──────── GIVEN DATA ────────

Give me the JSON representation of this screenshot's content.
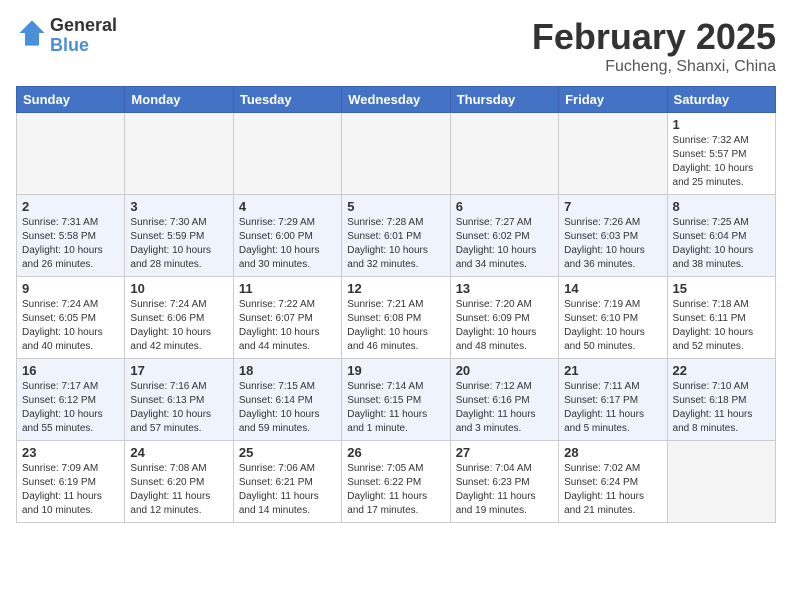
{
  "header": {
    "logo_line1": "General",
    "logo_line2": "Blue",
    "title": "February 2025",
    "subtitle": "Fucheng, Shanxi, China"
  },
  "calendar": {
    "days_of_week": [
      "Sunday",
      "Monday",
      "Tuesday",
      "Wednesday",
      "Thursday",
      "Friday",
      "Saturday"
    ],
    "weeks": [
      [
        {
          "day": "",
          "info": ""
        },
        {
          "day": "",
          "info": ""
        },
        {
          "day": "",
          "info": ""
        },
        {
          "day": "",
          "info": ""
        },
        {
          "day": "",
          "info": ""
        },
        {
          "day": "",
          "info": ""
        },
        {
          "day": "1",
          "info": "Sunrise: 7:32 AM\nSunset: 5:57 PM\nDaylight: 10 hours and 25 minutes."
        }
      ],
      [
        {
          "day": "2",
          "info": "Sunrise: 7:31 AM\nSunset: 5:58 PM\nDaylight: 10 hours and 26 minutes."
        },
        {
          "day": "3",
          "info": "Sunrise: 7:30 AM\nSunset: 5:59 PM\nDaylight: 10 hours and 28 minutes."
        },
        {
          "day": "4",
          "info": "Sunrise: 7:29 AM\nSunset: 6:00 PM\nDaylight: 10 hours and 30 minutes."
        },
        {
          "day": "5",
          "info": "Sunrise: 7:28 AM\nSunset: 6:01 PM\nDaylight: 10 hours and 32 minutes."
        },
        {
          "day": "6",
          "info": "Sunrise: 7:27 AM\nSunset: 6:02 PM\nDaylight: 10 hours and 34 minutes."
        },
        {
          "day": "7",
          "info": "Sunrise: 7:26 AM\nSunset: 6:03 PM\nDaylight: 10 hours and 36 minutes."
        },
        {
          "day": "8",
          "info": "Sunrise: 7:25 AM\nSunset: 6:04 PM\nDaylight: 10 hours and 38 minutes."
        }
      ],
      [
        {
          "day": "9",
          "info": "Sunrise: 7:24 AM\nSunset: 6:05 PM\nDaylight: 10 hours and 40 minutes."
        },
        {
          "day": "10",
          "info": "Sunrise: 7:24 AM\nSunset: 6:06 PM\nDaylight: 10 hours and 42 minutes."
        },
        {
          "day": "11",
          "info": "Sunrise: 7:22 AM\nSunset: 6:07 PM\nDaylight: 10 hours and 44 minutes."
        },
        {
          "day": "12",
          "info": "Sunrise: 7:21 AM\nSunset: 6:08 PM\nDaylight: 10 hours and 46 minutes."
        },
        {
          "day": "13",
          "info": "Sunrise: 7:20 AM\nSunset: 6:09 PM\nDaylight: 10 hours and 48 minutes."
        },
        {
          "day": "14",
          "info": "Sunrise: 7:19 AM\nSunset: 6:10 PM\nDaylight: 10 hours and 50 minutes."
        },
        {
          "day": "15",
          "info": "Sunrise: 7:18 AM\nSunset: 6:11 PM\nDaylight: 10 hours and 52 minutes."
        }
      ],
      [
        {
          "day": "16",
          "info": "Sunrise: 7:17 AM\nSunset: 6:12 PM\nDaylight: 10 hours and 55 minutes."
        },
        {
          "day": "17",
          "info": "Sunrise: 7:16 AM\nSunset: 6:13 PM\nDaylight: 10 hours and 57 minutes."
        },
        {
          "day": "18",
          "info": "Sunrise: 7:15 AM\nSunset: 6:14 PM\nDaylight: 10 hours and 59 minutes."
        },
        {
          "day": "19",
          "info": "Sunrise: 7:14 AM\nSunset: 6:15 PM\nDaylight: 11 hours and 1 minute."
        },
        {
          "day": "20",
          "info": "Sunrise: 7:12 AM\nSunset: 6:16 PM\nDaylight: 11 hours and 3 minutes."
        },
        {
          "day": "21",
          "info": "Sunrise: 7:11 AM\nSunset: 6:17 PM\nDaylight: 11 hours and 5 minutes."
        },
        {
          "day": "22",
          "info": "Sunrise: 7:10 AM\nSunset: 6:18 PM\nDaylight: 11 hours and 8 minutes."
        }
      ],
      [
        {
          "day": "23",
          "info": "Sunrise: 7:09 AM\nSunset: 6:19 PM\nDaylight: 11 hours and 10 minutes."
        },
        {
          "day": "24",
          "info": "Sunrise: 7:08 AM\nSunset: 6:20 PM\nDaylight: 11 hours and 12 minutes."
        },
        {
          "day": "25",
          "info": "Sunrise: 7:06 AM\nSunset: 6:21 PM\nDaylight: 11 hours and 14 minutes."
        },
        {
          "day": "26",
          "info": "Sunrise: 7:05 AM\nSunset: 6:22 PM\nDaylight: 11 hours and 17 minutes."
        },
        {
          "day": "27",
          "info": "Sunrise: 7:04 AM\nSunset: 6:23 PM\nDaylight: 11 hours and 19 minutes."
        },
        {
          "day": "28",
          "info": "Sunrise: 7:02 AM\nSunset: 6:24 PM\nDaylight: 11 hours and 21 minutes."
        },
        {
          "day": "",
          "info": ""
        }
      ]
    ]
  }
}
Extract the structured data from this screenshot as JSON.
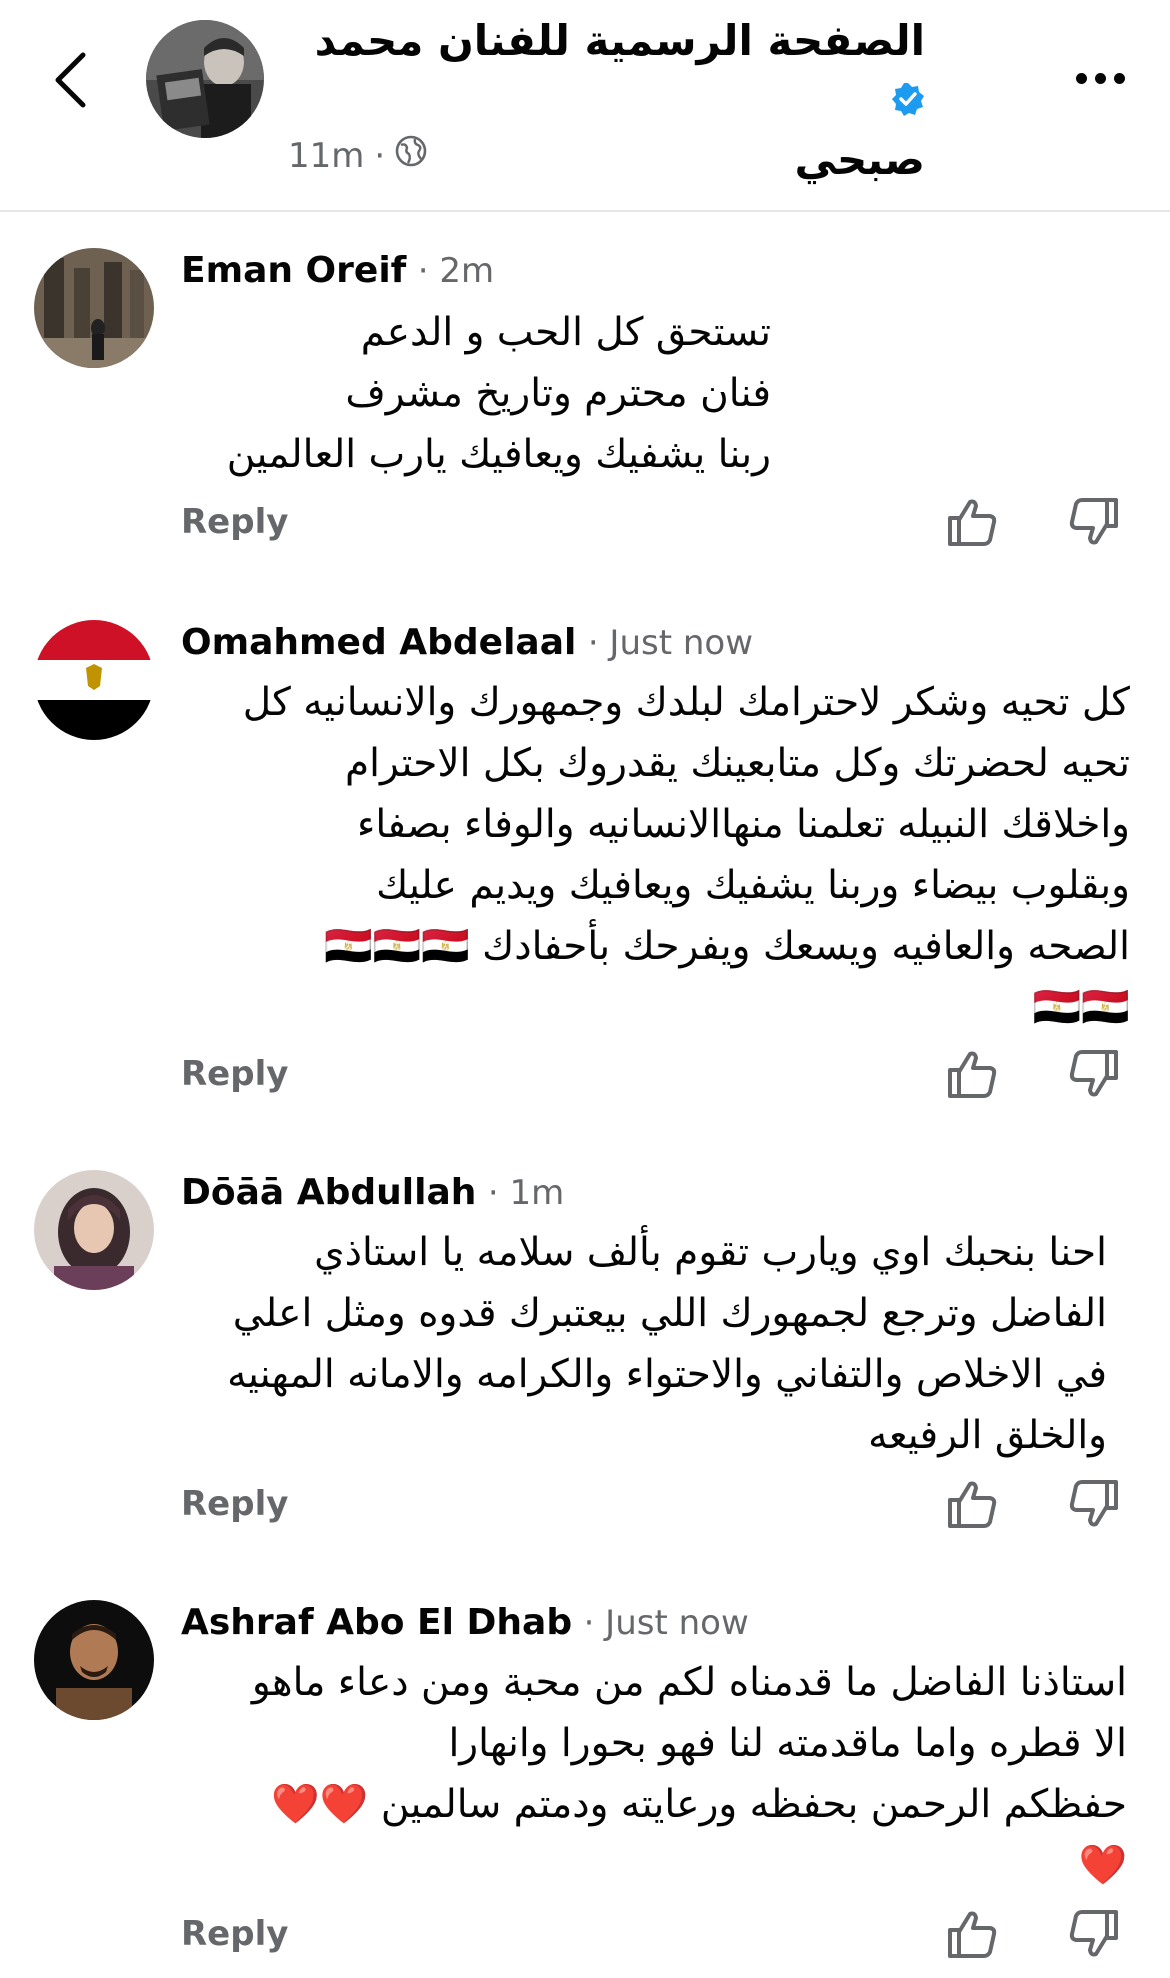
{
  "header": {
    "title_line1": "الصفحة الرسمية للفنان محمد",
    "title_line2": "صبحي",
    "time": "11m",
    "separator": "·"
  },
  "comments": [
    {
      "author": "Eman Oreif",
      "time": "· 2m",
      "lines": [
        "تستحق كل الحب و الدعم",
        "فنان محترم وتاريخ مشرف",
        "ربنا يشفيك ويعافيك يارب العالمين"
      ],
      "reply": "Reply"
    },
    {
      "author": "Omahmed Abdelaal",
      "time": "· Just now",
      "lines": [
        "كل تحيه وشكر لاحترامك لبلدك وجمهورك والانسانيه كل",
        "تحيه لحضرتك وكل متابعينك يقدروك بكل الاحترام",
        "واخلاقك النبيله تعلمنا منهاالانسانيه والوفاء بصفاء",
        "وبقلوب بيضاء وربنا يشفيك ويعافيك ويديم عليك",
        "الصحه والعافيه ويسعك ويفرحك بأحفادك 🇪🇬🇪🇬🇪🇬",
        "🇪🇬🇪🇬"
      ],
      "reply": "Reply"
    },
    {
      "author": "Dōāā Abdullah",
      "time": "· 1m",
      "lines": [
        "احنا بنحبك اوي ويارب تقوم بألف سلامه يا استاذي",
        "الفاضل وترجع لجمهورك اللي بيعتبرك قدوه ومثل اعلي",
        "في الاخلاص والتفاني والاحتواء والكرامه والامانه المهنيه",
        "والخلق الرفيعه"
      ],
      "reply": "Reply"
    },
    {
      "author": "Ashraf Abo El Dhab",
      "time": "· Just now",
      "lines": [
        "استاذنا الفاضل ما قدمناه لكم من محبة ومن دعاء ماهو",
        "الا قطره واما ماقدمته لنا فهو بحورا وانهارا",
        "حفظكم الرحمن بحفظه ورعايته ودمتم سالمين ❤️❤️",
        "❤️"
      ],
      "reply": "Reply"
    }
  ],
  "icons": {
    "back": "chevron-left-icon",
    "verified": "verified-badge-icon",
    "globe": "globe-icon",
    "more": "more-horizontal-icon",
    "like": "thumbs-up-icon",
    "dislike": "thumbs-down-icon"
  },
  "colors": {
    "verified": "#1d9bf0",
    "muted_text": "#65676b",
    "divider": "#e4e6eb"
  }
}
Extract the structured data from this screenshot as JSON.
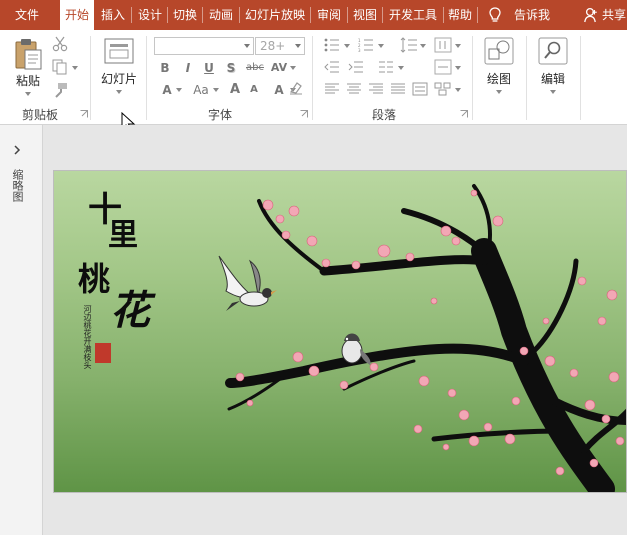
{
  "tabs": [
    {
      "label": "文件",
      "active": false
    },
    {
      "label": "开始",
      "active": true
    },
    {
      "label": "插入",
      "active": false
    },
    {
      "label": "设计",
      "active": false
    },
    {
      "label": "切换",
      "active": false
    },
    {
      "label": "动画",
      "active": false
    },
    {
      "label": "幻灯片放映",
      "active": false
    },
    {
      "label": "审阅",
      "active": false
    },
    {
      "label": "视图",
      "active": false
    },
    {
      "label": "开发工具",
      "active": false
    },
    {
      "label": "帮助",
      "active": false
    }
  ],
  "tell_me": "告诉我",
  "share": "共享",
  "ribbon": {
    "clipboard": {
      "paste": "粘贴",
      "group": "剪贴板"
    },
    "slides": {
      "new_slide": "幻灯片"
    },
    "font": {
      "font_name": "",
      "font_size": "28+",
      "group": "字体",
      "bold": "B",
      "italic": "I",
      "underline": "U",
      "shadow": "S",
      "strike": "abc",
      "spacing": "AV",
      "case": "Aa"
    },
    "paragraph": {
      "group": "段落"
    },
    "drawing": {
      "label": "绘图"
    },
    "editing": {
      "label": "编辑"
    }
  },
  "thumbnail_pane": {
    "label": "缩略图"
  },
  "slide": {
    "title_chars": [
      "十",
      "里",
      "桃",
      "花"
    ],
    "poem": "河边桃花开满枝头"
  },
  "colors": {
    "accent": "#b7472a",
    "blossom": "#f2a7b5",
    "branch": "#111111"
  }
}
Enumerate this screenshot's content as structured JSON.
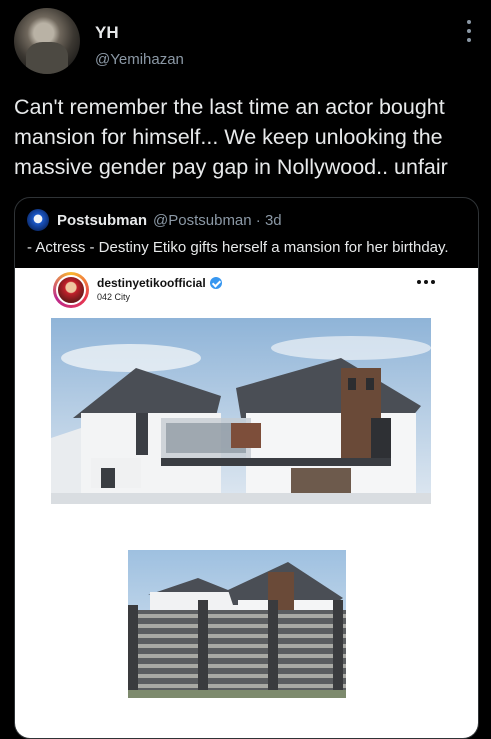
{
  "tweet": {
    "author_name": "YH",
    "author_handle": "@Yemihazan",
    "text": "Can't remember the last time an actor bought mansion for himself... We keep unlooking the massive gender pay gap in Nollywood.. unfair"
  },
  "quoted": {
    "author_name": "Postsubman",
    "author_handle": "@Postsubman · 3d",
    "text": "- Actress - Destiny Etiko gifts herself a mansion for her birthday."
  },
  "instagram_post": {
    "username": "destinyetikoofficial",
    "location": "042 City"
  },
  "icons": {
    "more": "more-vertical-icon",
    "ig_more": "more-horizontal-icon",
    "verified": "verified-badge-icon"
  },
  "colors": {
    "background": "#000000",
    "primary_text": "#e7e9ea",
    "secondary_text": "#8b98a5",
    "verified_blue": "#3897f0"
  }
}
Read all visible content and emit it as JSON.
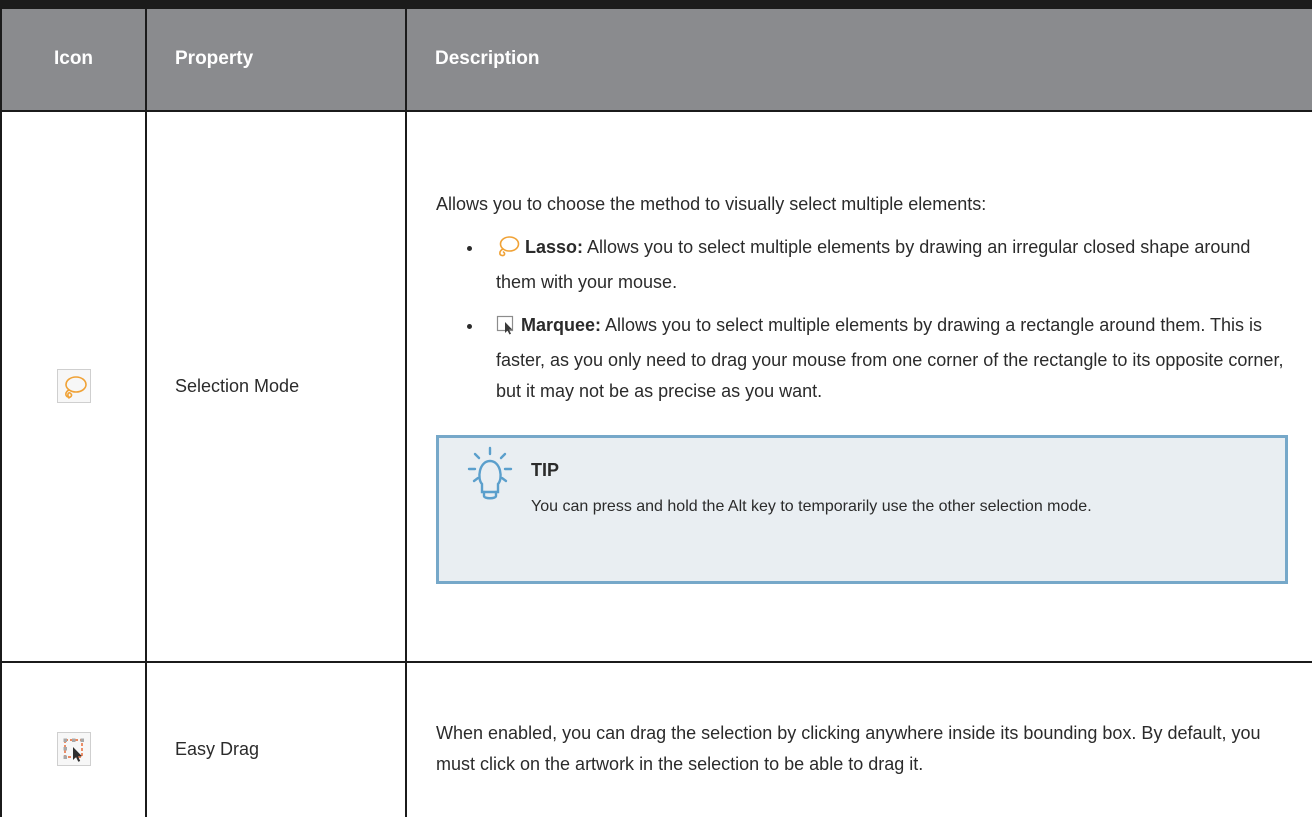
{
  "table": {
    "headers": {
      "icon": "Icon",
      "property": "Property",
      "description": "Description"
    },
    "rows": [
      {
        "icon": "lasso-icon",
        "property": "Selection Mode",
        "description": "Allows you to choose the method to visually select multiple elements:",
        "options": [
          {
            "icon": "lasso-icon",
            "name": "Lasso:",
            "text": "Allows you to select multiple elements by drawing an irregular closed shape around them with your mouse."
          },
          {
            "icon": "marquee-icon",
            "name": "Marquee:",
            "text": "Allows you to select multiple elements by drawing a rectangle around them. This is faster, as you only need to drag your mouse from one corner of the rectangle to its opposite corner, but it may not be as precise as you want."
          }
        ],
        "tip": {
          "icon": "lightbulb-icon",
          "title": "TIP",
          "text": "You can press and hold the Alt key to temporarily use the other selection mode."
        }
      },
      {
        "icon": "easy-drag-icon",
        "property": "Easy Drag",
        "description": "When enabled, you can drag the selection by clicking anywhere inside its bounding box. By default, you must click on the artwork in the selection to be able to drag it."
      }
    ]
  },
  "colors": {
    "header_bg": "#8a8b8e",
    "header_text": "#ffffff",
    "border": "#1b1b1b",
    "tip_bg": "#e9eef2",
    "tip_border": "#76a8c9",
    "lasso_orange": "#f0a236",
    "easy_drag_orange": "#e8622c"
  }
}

────────

■ SET EXERCISE
Scan the data for the word "ويعافيك" and copy every line where it shows up.

■ COMPLETE RESPONSE
        "ربنا يشفيك ويعافيك يارب العالمين"
        "وبقلوب بيضاء وربنا يشفيك ويعافيك ويديم عليك",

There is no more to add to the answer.